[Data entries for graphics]
========================

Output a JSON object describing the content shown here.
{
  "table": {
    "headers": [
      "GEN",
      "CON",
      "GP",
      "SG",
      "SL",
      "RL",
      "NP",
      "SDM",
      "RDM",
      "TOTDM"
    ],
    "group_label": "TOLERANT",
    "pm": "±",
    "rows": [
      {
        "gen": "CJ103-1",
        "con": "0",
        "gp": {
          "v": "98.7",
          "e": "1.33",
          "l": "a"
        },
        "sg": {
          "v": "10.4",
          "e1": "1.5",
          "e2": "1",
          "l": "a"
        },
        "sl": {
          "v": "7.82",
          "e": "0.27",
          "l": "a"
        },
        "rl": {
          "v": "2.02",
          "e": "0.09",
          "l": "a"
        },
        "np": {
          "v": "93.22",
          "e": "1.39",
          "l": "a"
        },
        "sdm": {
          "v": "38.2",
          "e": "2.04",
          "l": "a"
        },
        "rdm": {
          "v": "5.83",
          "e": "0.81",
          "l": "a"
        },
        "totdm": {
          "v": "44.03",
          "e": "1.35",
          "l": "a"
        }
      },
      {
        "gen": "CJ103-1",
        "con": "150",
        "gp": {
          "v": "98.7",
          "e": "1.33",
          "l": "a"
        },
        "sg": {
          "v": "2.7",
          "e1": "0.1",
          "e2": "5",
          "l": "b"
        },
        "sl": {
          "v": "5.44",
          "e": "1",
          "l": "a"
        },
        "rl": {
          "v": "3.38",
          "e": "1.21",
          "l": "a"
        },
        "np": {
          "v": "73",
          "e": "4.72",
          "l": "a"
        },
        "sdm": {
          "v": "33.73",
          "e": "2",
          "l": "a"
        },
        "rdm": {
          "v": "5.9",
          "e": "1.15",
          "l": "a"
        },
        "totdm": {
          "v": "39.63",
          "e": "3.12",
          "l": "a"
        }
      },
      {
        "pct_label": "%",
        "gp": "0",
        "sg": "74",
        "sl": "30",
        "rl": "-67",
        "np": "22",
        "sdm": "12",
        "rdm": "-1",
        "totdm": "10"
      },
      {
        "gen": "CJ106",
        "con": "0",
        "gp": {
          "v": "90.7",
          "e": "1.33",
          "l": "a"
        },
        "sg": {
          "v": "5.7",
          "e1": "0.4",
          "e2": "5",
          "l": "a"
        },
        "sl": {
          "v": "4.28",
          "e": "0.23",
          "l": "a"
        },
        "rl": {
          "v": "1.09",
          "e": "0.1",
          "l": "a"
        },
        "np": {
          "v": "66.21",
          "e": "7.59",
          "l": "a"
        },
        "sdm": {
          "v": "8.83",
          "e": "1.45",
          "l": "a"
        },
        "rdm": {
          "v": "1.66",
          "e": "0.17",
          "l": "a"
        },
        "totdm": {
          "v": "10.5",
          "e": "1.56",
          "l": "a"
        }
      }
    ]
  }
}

========================

WHAT TO PRODUCE:
Quote every line of the data, word for word.

TASK OUTPUT:
Output a JSON object describing the content shown here.
{
  "table": {
    "headers": [
      "GEN",
      "CON",
      "GP",
      "SG",
      "SL",
      "RL",
      "NP",
      "SDM",
      "RDM",
      "TOTDM"
    ],
    "group_label": "TOLERANT",
    "pm": "±",
    "rows": [
      {
        "gen": "CJ103-1",
        "con": "0",
        "gp": {
          "v": "98.7",
          "e": "1.33",
          "l": "a"
        },
        "sg": {
          "v": "10.4",
          "e1": "1.5",
          "e2": "1",
          "l": "a"
        },
        "sl": {
          "v": "7.82",
          "e": "0.27",
          "l": "a"
        },
        "rl": {
          "v": "2.02",
          "e": "0.09",
          "l": "a"
        },
        "np": {
          "v": "93.22",
          "e": "1.39",
          "l": "a"
        },
        "sdm": {
          "v": "38.2",
          "e": "2.04",
          "l": "a"
        },
        "rdm": {
          "v": "5.83",
          "e": "0.81",
          "l": "a"
        },
        "totdm": {
          "v": "44.03",
          "e": "1.35",
          "l": "a"
        }
      },
      {
        "gen": "CJ103-1",
        "con": "150",
        "gp": {
          "v": "98.7",
          "e": "1.33",
          "l": "a"
        },
        "sg": {
          "v": "2.7",
          "e1": "0.1",
          "e2": "5",
          "l": "b"
        },
        "sl": {
          "v": "5.44",
          "e": "1",
          "l": "a"
        },
        "rl": {
          "v": "3.38",
          "e": "1.21",
          "l": "a"
        },
        "np": {
          "v": "73",
          "e": "4.72",
          "l": "a"
        },
        "sdm": {
          "v": "33.73",
          "e": "2",
          "l": "a"
        },
        "rdm": {
          "v": "5.9",
          "e": "1.15",
          "l": "a"
        },
        "totdm": {
          "v": "39.63",
          "e": "3.12",
          "l": "a"
        }
      },
      {
        "pct_label": "%",
        "gp": "0",
        "sg": "74",
        "sl": "30",
        "rl": "-67",
        "np": "22",
        "sdm": "12",
        "rdm": "-1",
        "totdm": "10"
      },
      {
        "gen": "CJ106",
        "con": "0",
        "gp": {
          "v": "90.7",
          "e": "1.33",
          "l": "a"
        },
        "sg": {
          "v": "5.7",
          "e1": "0.4",
          "e2": "5",
          "l": "a"
        },
        "sl": {
          "v": "4.28",
          "e": "0.23",
          "l": "a"
        },
        "rl": {
          "v": "1.09",
          "e": "0.1",
          "l": "a"
        },
        "np": {
          "v": "66.21",
          "e": "7.59",
          "l": "a"
        },
        "sdm": {
          "v": "8.83",
          "e": "1.45",
          "l": "a"
        },
        "rdm": {
          "v": "1.66",
          "e": "0.17",
          "l": "a"
        },
        "totdm": {
          "v": "10.5",
          "e": "1.56",
          "l": "a"
        }
      }
    ]
  }
}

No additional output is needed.